■ **Requirements**:
Reproduce every line of the listing as written, apart from the pictures.

======== Records to process

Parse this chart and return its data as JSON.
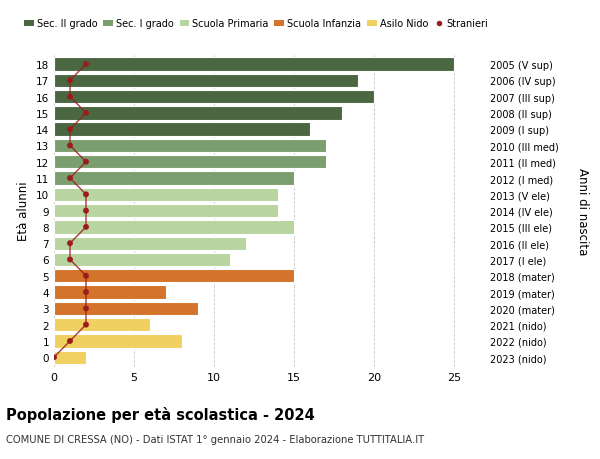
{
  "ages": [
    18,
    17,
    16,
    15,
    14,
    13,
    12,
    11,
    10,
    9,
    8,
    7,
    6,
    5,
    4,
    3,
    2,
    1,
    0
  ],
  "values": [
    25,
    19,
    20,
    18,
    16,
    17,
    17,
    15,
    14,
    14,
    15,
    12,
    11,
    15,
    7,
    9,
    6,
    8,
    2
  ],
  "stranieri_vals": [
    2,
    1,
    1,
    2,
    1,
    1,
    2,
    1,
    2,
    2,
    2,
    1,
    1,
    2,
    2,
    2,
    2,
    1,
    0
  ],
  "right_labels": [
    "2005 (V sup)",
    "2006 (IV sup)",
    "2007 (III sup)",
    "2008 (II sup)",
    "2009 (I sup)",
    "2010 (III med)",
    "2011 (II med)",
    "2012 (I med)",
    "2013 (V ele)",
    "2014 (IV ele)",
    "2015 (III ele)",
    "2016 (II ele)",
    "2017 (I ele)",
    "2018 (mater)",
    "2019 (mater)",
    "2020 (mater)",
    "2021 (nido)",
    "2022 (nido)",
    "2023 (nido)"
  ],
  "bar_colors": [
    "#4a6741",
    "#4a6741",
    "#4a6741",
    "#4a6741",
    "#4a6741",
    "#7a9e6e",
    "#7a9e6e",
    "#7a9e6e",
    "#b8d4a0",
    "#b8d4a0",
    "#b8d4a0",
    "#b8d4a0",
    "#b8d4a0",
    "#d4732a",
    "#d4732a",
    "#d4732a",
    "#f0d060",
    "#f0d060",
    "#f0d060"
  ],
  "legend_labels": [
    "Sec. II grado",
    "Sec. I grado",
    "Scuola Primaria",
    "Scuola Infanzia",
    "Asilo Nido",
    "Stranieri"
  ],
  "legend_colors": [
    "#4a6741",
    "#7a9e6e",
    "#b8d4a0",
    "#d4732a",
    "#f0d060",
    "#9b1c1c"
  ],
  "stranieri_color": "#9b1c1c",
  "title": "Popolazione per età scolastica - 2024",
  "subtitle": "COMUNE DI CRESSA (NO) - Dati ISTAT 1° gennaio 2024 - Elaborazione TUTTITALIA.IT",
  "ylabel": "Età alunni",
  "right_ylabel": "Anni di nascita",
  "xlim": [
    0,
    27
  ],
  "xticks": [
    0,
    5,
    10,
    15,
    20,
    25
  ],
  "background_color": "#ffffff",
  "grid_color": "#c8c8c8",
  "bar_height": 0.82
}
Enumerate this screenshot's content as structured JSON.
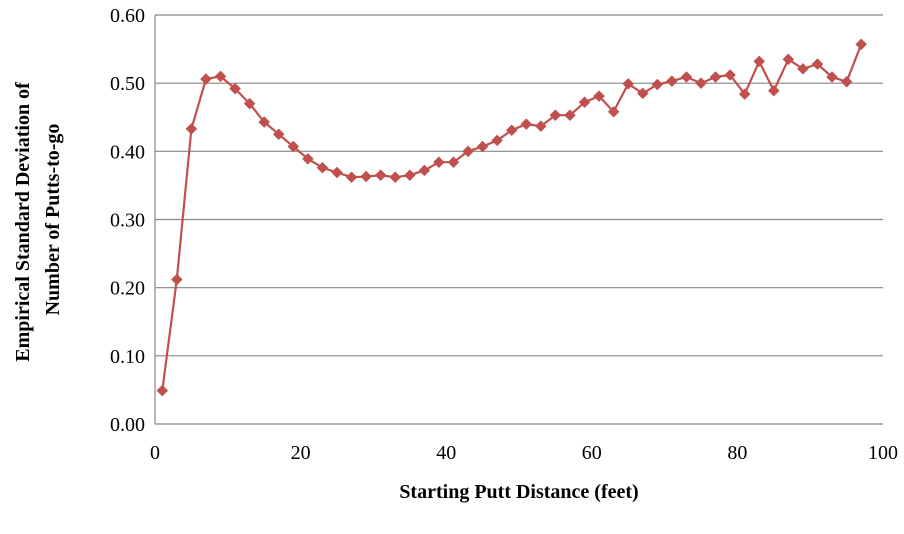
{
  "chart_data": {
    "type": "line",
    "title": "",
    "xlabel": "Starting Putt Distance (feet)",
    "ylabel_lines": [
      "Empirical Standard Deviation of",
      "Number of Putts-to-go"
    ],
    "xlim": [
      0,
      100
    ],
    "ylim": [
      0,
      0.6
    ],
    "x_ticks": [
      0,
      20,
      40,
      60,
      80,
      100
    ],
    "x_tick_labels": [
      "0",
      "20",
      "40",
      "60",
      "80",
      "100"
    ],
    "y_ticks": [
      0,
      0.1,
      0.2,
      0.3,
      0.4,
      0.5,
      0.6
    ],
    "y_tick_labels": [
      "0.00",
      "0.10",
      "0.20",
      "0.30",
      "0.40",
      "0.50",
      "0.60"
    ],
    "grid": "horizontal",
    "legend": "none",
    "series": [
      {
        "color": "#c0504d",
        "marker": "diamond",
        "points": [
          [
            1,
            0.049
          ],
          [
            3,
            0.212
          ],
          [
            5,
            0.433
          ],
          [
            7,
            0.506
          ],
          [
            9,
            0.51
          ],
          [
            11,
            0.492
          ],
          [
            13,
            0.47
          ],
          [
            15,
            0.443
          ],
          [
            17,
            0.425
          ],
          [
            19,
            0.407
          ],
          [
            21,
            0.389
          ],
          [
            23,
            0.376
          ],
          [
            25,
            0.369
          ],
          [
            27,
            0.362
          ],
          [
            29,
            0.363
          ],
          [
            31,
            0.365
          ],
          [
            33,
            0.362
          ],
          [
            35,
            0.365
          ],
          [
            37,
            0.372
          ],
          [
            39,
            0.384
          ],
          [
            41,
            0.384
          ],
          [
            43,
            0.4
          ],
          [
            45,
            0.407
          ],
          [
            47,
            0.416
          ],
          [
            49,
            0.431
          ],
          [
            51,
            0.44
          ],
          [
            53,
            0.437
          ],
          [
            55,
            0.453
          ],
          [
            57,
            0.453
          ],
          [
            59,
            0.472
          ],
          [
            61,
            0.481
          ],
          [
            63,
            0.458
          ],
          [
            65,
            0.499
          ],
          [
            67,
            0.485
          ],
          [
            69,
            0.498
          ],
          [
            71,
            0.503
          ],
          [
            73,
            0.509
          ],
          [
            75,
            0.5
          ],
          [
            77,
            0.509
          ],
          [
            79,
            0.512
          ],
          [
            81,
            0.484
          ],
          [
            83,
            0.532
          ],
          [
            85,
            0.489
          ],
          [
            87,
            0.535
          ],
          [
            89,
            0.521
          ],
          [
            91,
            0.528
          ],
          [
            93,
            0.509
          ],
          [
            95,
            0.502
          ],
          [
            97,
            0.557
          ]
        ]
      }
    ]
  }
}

================

■ **Answer for the task**:
Parse this chart and return its data as JSON.
{
  "ages": [
    18,
    17,
    16,
    15,
    14,
    13,
    12,
    11,
    10,
    9,
    8,
    7,
    6,
    5,
    4,
    3,
    2,
    1,
    0
  ],
  "values": [
    25,
    19,
    20,
    18,
    16,
    17,
    17,
    15,
    14,
    14,
    15,
    12,
    11,
    15,
    7,
    9,
    6,
    8,
    2
  ],
  "stranieri_vals": [
    2,
    1,
    1,
    2,
    1,
    1,
    2,
    1,
    2,
    2,
    2,
    1,
    1,
    2,
    2,
    2,
    2,
    1,
    0
  ],
  "right_labels": [
    "2005 (V sup)",
    "2006 (IV sup)",
    "2007 (III sup)",
    "2008 (II sup)",
    "2009 (I sup)",
    "2010 (III med)",
    "2011 (II med)",
    "2012 (I med)",
    "2013 (V ele)",
    "2014 (IV ele)",
    "2015 (III ele)",
    "2016 (II ele)",
    "2017 (I ele)",
    "2018 (mater)",
    "2019 (mater)",
    "2020 (mater)",
    "2021 (nido)",
    "2022 (nido)",
    "2023 (nido)"
  ],
  "bar_colors": [
    "#4a6741",
    "#4a6741",
    "#4a6741",
    "#4a6741",
    "#4a6741",
    "#7a9e6e",
    "#7a9e6e",
    "#7a9e6e",
    "#b8d4a0",
    "#b8d4a0",
    "#b8d4a0",
    "#b8d4a0",
    "#b8d4a0",
    "#d4732a",
    "#d4732a",
    "#d4732a",
    "#f0d060",
    "#f0d060",
    "#f0d060"
  ],
  "legend_labels": [
    "Sec. II grado",
    "Sec. I grado",
    "Scuola Primaria",
    "Scuola Infanzia",
    "Asilo Nido",
    "Stranieri"
  ],
  "legend_colors": [
    "#4a6741",
    "#7a9e6e",
    "#b8d4a0",
    "#d4732a",
    "#f0d060",
    "#9b1c1c"
  ],
  "stranieri_color": "#9b1c1c",
  "title": "Popolazione per età scolastica - 2024",
  "subtitle": "COMUNE DI CRESSA (NO) - Dati ISTAT 1° gennaio 2024 - Elaborazione TUTTITALIA.IT",
  "ylabel": "Età alunni",
  "right_ylabel": "Anni di nascita",
  "xlim": [
    0,
    27
  ],
  "xticks": [
    0,
    5,
    10,
    15,
    20,
    25
  ],
  "background_color": "#ffffff",
  "grid_color": "#c8c8c8",
  "bar_height": 0.82
}
Enumerate this screenshot's content as structured JSON.
{
  "chart_data": {
    "type": "line",
    "title": "",
    "xlabel": "Starting Putt Distance (feet)",
    "ylabel_lines": [
      "Empirical Standard Deviation of",
      "Number of Putts-to-go"
    ],
    "xlim": [
      0,
      100
    ],
    "ylim": [
      0,
      0.6
    ],
    "x_ticks": [
      0,
      20,
      40,
      60,
      80,
      100
    ],
    "x_tick_labels": [
      "0",
      "20",
      "40",
      "60",
      "80",
      "100"
    ],
    "y_ticks": [
      0,
      0.1,
      0.2,
      0.3,
      0.4,
      0.5,
      0.6
    ],
    "y_tick_labels": [
      "0.00",
      "0.10",
      "0.20",
      "0.30",
      "0.40",
      "0.50",
      "0.60"
    ],
    "grid": "horizontal",
    "legend": "none",
    "series": [
      {
        "color": "#c0504d",
        "marker": "diamond",
        "points": [
          [
            1,
            0.049
          ],
          [
            3,
            0.212
          ],
          [
            5,
            0.433
          ],
          [
            7,
            0.506
          ],
          [
            9,
            0.51
          ],
          [
            11,
            0.492
          ],
          [
            13,
            0.47
          ],
          [
            15,
            0.443
          ],
          [
            17,
            0.425
          ],
          [
            19,
            0.407
          ],
          [
            21,
            0.389
          ],
          [
            23,
            0.376
          ],
          [
            25,
            0.369
          ],
          [
            27,
            0.362
          ],
          [
            29,
            0.363
          ],
          [
            31,
            0.365
          ],
          [
            33,
            0.362
          ],
          [
            35,
            0.365
          ],
          [
            37,
            0.372
          ],
          [
            39,
            0.384
          ],
          [
            41,
            0.384
          ],
          [
            43,
            0.4
          ],
          [
            45,
            0.407
          ],
          [
            47,
            0.416
          ],
          [
            49,
            0.431
          ],
          [
            51,
            0.44
          ],
          [
            53,
            0.437
          ],
          [
            55,
            0.453
          ],
          [
            57,
            0.453
          ],
          [
            59,
            0.472
          ],
          [
            61,
            0.481
          ],
          [
            63,
            0.458
          ],
          [
            65,
            0.499
          ],
          [
            67,
            0.485
          ],
          [
            69,
            0.498
          ],
          [
            71,
            0.503
          ],
          [
            73,
            0.509
          ],
          [
            75,
            0.5
          ],
          [
            77,
            0.509
          ],
          [
            79,
            0.512
          ],
          [
            81,
            0.484
          ],
          [
            83,
            0.532
          ],
          [
            85,
            0.489
          ],
          [
            87,
            0.535
          ],
          [
            89,
            0.521
          ],
          [
            91,
            0.528
          ],
          [
            93,
            0.509
          ],
          [
            95,
            0.502
          ],
          [
            97,
            0.557
          ]
        ]
      }
    ]
  }
}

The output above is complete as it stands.